Collected data
▼

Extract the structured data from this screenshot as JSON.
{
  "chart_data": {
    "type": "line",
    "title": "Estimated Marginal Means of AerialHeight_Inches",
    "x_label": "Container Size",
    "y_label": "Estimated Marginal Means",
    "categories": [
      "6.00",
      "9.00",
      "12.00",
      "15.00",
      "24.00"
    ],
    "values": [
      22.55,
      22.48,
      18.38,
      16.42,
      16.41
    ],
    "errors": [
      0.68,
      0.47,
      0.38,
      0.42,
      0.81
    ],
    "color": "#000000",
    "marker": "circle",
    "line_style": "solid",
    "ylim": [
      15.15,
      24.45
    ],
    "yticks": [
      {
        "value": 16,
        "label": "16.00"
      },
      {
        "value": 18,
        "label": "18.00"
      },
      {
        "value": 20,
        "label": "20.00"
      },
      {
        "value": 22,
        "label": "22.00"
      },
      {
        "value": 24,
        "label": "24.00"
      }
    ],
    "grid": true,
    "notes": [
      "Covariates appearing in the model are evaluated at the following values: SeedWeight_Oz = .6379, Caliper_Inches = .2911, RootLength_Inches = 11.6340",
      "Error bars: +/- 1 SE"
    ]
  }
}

▲
▼

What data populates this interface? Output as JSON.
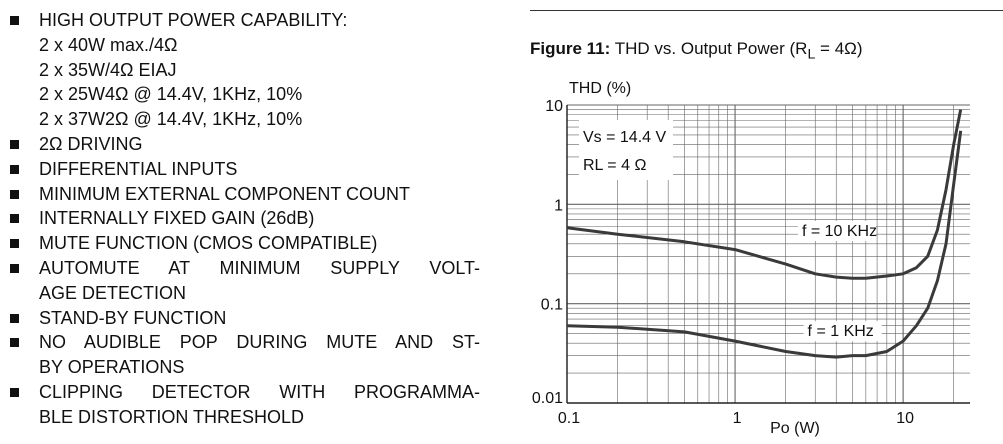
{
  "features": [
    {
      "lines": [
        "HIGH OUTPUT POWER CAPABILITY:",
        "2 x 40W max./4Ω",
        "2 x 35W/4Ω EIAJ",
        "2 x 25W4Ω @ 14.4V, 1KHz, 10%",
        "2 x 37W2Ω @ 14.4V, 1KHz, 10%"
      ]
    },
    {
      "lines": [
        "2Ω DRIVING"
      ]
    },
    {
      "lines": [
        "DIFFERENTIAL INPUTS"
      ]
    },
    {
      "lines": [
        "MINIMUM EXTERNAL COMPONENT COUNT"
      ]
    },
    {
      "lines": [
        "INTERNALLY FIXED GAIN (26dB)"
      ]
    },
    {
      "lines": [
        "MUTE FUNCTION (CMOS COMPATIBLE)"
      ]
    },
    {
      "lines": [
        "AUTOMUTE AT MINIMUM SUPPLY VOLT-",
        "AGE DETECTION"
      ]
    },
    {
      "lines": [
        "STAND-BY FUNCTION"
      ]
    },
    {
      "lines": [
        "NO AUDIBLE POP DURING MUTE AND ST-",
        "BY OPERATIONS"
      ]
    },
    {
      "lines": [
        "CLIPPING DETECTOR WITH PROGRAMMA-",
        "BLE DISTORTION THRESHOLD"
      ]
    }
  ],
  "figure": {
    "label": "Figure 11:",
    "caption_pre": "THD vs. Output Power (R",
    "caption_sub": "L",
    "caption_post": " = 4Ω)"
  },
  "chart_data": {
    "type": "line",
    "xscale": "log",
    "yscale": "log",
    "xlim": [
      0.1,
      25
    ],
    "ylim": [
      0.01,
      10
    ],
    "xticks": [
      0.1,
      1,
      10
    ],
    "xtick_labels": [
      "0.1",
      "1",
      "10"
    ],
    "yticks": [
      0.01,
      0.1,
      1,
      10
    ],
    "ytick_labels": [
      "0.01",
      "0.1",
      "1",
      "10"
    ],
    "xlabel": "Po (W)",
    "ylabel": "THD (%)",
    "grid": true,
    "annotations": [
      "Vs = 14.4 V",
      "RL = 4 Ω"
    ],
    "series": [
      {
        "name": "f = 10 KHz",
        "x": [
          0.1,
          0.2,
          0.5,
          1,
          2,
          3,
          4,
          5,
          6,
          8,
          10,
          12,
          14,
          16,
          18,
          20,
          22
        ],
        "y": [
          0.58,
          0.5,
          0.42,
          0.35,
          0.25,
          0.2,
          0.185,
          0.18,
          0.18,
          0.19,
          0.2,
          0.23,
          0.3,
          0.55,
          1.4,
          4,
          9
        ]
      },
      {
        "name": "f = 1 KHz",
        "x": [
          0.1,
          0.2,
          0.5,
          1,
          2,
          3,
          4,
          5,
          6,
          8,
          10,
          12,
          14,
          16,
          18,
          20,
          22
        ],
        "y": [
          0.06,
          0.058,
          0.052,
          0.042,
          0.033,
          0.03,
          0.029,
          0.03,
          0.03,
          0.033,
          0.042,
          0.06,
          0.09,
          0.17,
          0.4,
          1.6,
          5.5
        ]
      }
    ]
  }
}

▲

Objective
Lines containing the string "this" are to be selected and copied.

Problem solution
Extract the structured data from this screenshot as JSON.
What data populates this interface? Output as JSON.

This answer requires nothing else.